__REQUEST__:
Produce a verbatim copy of the entries listed below.
▼▼▼
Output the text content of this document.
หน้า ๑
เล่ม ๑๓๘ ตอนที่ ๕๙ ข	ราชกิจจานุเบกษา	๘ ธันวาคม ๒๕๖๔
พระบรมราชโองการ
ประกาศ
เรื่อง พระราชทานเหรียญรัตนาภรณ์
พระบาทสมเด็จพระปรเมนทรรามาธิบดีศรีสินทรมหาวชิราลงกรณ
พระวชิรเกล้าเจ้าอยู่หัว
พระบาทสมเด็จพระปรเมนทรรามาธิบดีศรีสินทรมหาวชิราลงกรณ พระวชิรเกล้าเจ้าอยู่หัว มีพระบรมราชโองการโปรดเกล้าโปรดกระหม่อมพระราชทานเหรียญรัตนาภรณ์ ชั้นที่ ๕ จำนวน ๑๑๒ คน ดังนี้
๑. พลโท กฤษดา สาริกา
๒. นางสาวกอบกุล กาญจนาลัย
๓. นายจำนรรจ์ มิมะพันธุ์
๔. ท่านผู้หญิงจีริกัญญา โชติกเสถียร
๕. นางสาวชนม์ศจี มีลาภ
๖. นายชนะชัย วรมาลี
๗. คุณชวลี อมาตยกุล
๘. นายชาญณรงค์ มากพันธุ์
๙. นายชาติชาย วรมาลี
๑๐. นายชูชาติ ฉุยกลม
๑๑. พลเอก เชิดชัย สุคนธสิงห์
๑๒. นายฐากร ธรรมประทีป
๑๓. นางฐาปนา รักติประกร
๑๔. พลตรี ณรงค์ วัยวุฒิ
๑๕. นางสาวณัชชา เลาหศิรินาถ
▲▲▲
__SOLUTION TO THIS TASK__:
Output the text content of this document.
หน้า ๑
เล่ม ๑๓๘ ตอนที่ ๕๙ ข	ราชกิจจานุเบกษา	๘ ธันวาคม ๒๕๖๔
พระบรมราชโองการ
ประกาศ
เรื่อง พระราชทานเหรียญรัตนาภรณ์
พระบาทสมเด็จพระปรเมนทรรามาธิบดีศรีสินทรมหาวชิราลงกรณ
พระวชิรเกล้าเจ้าอยู่หัว
พระบาทสมเด็จพระปรเมนทรรามาธิบดีศรีสินทรมหาวชิราลงกรณ พระวชิรเกล้าเจ้าอยู่หัว มีพระบรมราชโองการโปรดเกล้าโปรดกระหม่อมพระราชทานเหรียญรัตนาภรณ์ ชั้นที่ ๕ จำนวน ๑๑๒ คน ดังนี้
๑. พลโท กฤษดา สาริกา
๒. นางสาวกอบกุล กาญจนาลัย
๓. นายจำนรรจ์ มิมะพันธุ์
๔. ท่านผู้หญิงจีริกัญญา โชติกเสถียร
๕. นางสาวชนม์ศจี มีลาภ
๖. นายชนะชัย วรมาลี
๗. คุณชวลี อมาตยกุล
๘. นายชาญณรงค์ มากพันธุ์
๙. นายชาติชาย วรมาลี
๑๐. นายชูชาติ ฉุยกลม
๑๑. พลเอก เชิดชัย สุคนธสิงห์
๑๒. นายฐากร ธรรมประทีป
๑๓. นางฐาปนา รักติประกร
๑๔. พลตรี ณรงค์ วัยวุฒิ
๑๕. นางสาวณัชชา เลาหศิรินาถ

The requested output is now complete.